» Arbeitsauftrag 1
Beantworte anhand des Textes zur ÖPNV-Finanzierung in Leipzig die folgenden Fragen:
(a) Wie viele der sechs Finanzierungsvorschläge sind laut Prüfergebnis des MDV rechtlich nicht möglich?
(b) Gegenüber welchen Stellen soll sich der Oberbürgermeister laut Antrag für Gesetzesänderungen einsetzen?
(c) Welcher Verband warnt davor, auch nur einen der Vorschläge umzusetzen?

» Text
◆ ◆ ◆ ◆ ◆

Seit 2015 befinden sich Leipzigs Fraktionen in einem seltsamen Modus. Wie eine Mohrrübe wurde ihnen das Versprechen präsentiert, man könne den Leipziger ÖPNV mit „ergänzenden Finanzierungswegen“ sichern. Selbst Linksfraktion und Grünenfraktion glauben an das Heilsversprechen – und haben jetzt gemeinsam einen Antrag gestellt, den OBM in die Spur zu schicken.

„Der Stadtrat bekennt sich zu der Absicht, kommunalpolitisch ergänzende Finanzierungswege für den ÖPNV einzuführen, wenn die übergeordneten Ebenen, insbesondere der Freistaat Sachsen, die rechtlichen Voraussetzungen dafür geschaffen haben“, heißt es darin. Denn das Prüfergebnis des Mitteldeutschen Verkehrsverbundes (MDV) im Dezember lautete ja eindeutig: Fünf der sechs Finanzierungsvorschläge sind rechtlich gar nicht möglich. Bund und Land müssten den Kommunen dazu erst einmal neue Rechte einräumen. Lediglich der Vorschlag, die Grundsteuer zu erhöhen und damit frisches Geld für den ÖPNV im Haushalt zu gewinnen, ist ohne solche Gesetzesänderungen möglich.

Im Grunde müssten auch die Stadtratsfraktionen alarmiert sein, wenn man das große Heilsversprechen nur dadurch bekommt, dass man dafür Gesetze ändern muss. „Der Stadtrat beauftragt den Oberbürgermeister, sich gegenüber Bund und Freistaat sowie im Deutschen Städtetag für notwendige Gesetzesänderungen einzusetzen, damit Kommunen die Möglichkeit erhalten, ergänzende Finanzierungswege auf kommunaler Ebene einzuführen“, heißt es im Antrag.

Und die Erwartung wird überdeutlich, dass beide Fraktionen tatsächlich glauben, dass die „ergänzenden Finanzierungswege“ tatsächlich mehr Geld in die Kasse spülen, gar so viel, dass der ÖPNV gestärkt werden kann. Was aber bei keinem einzigen der sechs Vorschläge tatsächlich der Fall ist. Der Fahrgastverband Pro Bahn warnt dringend davor, auch nur einen der Vorschläge umzusetzen.

Da helfen auch keine schönen Begründungen, wie sie im Antrag der beiden Fraktionen stehen: „Der ÖPNV ist das Rückgrat urbaner Mobilität, denn den ÖPNV können (fast) alle nutzen: Auch wer nicht (mehr) Rad fahren oder sich kein Auto leisten kann oder will, ist mit dem ÖPNV auch über die begrenzte Distanz, die man zu Fuß bewältigen kann, hinaus mobil. Zwar stehen Bund und Land in der Pflicht, den ÖPNV angemessen zu finanzieren. Insbesondere in Sachsen, wo unterdurchschnittlich wenig Geld im Verkehrsbereich für den ÖPNV ausgegeben wird.

◆ ◆ ◆ ◆ ◆

» Arbeitsmaterial
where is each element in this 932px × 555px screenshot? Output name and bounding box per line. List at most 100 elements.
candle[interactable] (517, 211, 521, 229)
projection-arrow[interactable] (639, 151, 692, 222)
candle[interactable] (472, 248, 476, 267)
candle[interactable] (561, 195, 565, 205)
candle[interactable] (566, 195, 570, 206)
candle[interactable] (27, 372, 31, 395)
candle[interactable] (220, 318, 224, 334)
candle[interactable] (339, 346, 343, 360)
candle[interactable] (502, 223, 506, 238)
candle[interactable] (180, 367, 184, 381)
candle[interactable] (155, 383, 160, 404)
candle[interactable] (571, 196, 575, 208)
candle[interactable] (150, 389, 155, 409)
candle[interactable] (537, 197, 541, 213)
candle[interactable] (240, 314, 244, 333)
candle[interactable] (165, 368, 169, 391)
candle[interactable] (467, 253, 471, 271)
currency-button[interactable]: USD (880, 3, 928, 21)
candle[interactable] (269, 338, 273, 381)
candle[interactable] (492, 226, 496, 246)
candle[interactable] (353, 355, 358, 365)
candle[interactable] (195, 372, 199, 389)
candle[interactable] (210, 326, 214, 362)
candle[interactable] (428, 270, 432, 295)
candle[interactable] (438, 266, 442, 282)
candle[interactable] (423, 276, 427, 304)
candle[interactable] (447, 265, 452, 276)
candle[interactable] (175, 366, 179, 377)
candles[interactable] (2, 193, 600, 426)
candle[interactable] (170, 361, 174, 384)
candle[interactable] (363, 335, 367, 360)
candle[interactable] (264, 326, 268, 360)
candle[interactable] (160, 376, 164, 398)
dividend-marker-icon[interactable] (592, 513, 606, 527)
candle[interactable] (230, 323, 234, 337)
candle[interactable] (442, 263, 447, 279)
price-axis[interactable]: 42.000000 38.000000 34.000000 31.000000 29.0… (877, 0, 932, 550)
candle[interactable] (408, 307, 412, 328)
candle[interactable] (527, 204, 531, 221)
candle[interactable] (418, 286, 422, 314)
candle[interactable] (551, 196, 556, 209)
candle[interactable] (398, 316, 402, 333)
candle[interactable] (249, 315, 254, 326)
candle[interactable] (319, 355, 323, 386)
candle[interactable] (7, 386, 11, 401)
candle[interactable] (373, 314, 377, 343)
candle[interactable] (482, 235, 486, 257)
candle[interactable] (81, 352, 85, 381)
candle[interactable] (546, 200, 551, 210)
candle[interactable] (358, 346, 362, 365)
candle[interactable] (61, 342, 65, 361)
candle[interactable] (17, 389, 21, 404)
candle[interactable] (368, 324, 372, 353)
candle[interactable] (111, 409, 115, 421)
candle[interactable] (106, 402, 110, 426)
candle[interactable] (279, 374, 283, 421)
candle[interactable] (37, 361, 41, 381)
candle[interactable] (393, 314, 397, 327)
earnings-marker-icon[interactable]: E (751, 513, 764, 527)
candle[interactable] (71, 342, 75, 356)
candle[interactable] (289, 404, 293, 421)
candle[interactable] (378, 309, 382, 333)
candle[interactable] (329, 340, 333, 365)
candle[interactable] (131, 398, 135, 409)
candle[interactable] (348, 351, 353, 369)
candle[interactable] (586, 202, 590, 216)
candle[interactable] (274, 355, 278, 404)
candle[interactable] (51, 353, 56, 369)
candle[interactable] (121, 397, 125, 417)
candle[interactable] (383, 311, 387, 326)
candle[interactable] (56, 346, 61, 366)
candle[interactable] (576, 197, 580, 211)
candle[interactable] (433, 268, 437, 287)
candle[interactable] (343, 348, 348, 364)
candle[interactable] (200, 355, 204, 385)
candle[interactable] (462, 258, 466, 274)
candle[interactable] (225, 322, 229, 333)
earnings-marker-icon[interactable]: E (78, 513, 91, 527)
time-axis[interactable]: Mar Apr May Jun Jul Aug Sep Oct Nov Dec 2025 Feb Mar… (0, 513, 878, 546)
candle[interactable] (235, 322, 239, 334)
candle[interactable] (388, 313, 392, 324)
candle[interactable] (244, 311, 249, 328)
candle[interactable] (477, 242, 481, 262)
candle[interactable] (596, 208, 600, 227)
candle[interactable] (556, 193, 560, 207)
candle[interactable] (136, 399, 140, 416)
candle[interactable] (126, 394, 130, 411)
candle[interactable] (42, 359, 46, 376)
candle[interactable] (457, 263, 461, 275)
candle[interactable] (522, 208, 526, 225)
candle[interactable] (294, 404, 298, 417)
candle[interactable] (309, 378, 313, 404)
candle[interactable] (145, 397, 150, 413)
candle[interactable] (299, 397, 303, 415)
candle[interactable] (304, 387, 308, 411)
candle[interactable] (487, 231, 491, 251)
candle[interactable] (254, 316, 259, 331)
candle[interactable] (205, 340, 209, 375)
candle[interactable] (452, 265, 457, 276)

◆ ◆ ◆ ◆ ◆

» Arbeitsauftrag 2
Überführe die Zeilen des Arbeitsmaterials vom Anfang bis einschließlich der Zeile mit „currency-button[interactable]: USD (880, 3, 928, 21)“ in eine JSON-Liste von Strings. Jede Zeile wird zu einem String, Leerzeilen entfallen.

» Erwartete Ausgabe 1
(a) Fünf der sechs Vorschläge.
(b) Gegenüber Bund und Freistaat sowie im Deutschen Städtetag.
(c) Der Fahrgastverband Pro Bahn.

» Erwartete Ausgabe 2
[
  "where is each element in this 932px × 555px screenshot? Output name and bounding box per line. List at most 100 elements.",
  "candle[interactable] (517, 211, 521, 229)",
  "projection-arrow[interactable] (639, 151, 692, 222)",
  "candle[interactable] (472, 248, 476, 267)",
  "candle[interactable] (561, 195, 565, 205)",
  "candle[interactable] (566, 195, 570, 206)",
  "candle[interactable] (27, 372, 31, 395)",
  "candle[interactable] (220, 318, 224, 334)",
  "candle[interactable] (339, 346, 343, 360)",
  "candle[interactable] (502, 223, 506, 238)",
  "candle[interactable] (180, 367, 184, 381)",
  "candle[interactable] (155, 383, 160, 404)",
  "candle[interactable] (571, 196, 575, 208)",
  "candle[interactable] (150, 389, 155, 409)",
  "candle[interactable] (537, 197, 541, 213)",
  "candle[interactable] (240, 314, 244, 333)",
  "candle[interactable] (165, 368, 169, 391)",
  "candle[interactable] (467, 253, 471, 271)",
  "currency-button[interactable]: USD (880, 3, 928, 21)"
]